<<<<

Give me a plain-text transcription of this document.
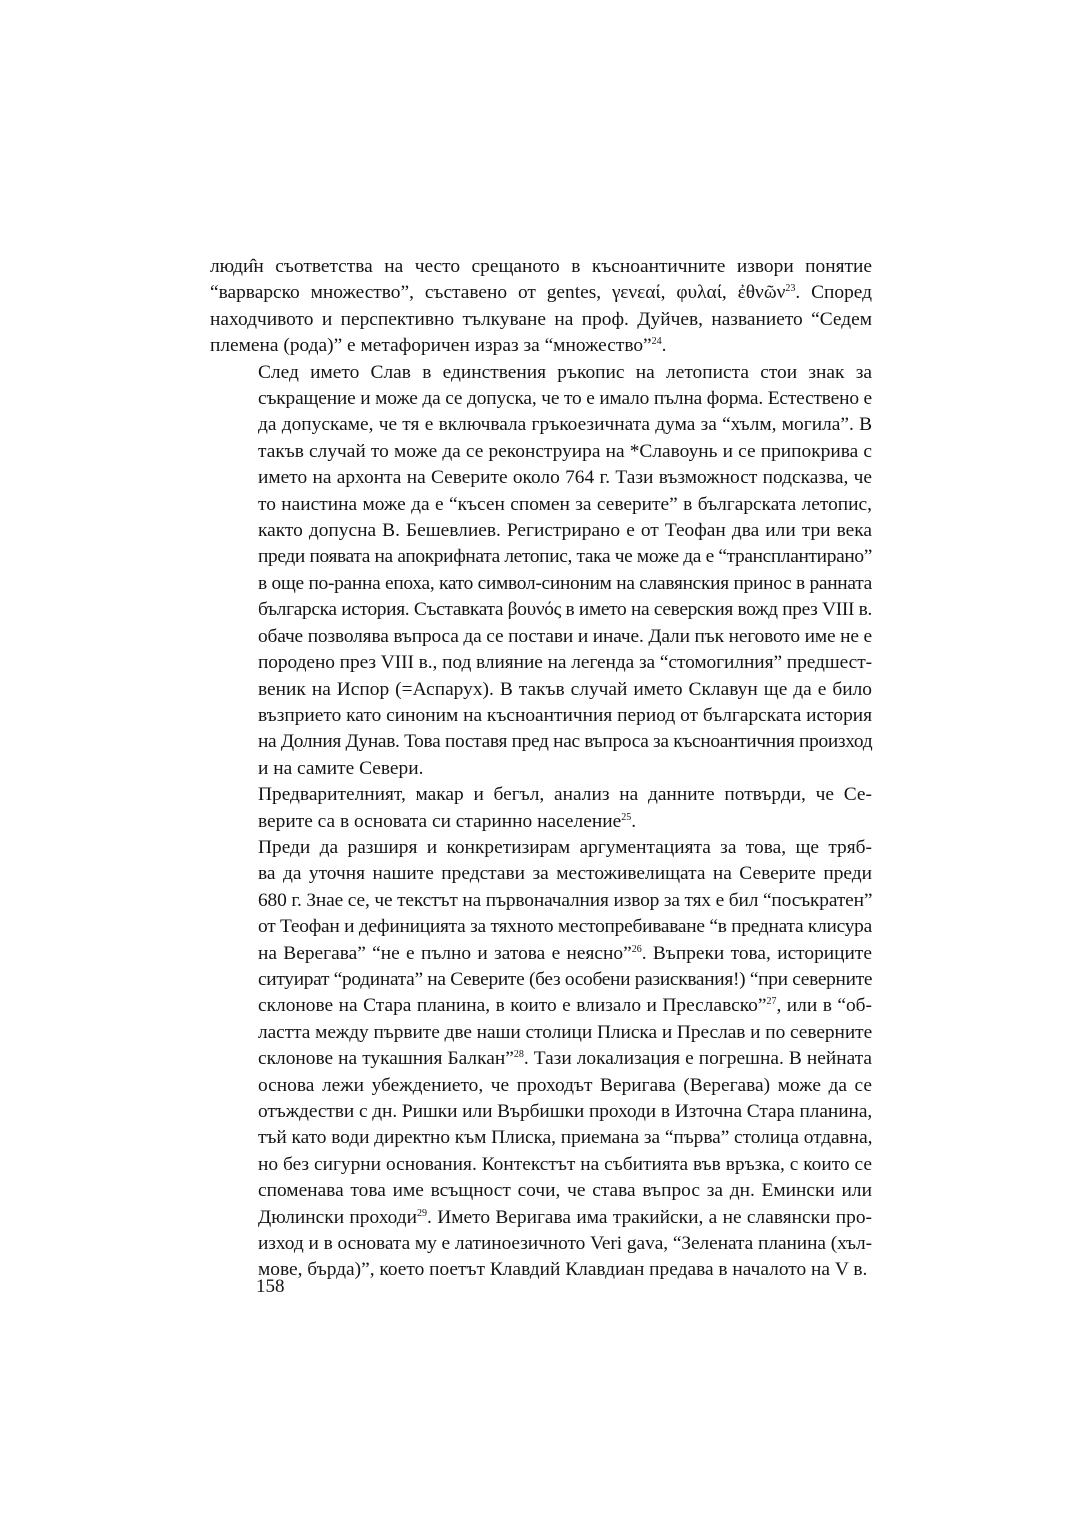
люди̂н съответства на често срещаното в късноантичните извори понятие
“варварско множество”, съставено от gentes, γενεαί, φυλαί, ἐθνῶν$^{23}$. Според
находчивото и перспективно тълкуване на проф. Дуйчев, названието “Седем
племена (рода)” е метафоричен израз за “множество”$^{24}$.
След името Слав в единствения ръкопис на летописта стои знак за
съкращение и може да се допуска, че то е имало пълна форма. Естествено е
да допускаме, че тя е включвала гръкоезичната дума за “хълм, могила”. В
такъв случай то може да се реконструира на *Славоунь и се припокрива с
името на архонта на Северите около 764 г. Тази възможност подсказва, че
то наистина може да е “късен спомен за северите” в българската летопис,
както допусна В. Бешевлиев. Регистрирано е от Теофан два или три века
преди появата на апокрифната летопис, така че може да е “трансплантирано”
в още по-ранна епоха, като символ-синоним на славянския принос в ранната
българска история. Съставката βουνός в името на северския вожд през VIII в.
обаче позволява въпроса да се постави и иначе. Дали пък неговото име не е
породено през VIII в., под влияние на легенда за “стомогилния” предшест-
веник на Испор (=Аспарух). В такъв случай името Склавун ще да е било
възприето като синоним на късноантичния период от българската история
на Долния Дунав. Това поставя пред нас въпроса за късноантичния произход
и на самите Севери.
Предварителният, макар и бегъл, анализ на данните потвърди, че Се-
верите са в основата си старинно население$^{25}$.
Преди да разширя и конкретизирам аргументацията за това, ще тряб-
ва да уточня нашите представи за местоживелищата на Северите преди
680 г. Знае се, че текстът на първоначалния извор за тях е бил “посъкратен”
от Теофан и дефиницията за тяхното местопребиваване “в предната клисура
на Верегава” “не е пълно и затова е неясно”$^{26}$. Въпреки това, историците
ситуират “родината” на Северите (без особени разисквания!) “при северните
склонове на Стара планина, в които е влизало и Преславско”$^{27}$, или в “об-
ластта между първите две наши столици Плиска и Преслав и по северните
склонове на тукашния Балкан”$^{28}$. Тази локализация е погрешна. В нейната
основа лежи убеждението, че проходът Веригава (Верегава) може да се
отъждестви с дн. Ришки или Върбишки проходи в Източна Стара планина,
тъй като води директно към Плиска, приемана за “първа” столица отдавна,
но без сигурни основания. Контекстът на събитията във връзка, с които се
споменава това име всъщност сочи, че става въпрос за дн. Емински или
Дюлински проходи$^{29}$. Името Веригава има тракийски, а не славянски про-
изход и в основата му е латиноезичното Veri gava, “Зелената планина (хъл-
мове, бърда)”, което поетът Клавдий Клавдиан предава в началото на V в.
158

>>>>

◆ Description of the task ◆
All of the lines above should be retyped precisely, apart from the pictures.

◆ Output of the task ◆
Give me a plain-text transcription of this document.
люди̂н съответства на често срещаното в късноантичните извори понятие
“варварско множество”, съставено от gentes, γενεαί, φυλαί, ἐθνῶν$^{23}$. Според
находчивото и перспективно тълкуване на проф. Дуйчев, названието “Седем
племена (рода)” е метафоричен израз за “множество”$^{24}$.
След името Слав в единствения ръкопис на летописта стои знак за
съкращение и може да се допуска, че то е имало пълна форма. Естествено е
да допускаме, че тя е включвала гръкоезичната дума за “хълм, могила”. В
такъв случай то може да се реконструира на *Славоунь и се припокрива с
името на архонта на Северите около 764 г. Тази възможност подсказва, че
то наистина може да е “късен спомен за северите” в българската летопис,
както допусна В. Бешевлиев. Регистрирано е от Теофан два или три века
преди появата на апокрифната летопис, така че може да е “трансплантирано”
в още по-ранна епоха, като символ-синоним на славянския принос в ранната
българска история. Съставката βουνός в името на северския вожд през VIII в.
обаче позволява въпроса да се постави и иначе. Дали пък неговото име не е
породено през VIII в., под влияние на легенда за “стомогилния” предшест-
веник на Испор (=Аспарух). В такъв случай името Склавун ще да е било
възприето като синоним на късноантичния период от българската история
на Долния Дунав. Това поставя пред нас въпроса за късноантичния произход
и на самите Севери.
Предварителният, макар и бегъл, анализ на данните потвърди, че Се-
верите са в основата си старинно население$^{25}$.
Преди да разширя и конкретизирам аргументацията за това, ще тряб-
ва да уточня нашите представи за местоживелищата на Северите преди
680 г. Знае се, че текстът на първоначалния извор за тях е бил “посъкратен”
от Теофан и дефиницията за тяхното местопребиваване “в предната клисура
на Верегава” “не е пълно и затова е неясно”$^{26}$. Въпреки това, историците
ситуират “родината” на Северите (без особени разисквания!) “при северните
склонове на Стара планина, в които е влизало и Преславско”$^{27}$, или в “об-
ластта между първите две наши столици Плиска и Преслав и по северните
склонове на тукашния Балкан”$^{28}$. Тази локализация е погрешна. В нейната
основа лежи убеждението, че проходът Веригава (Верегава) може да се
отъждестви с дн. Ришки или Върбишки проходи в Източна Стара планина,
тъй като води директно към Плиска, приемана за “първа” столица отдавна,
но без сигурни основания. Контекстът на събитията във връзка, с които се
споменава това име всъщност сочи, че става въпрос за дн. Емински или
Дюлински проходи$^{29}$. Името Веригава има тракийски, а не славянски про-
изход и в основата му е латиноезичното Veri gava, “Зелената планина (хъл-
мове, бърда)”, което поетът Клавдий Клавдиан предава в началото на V в.
158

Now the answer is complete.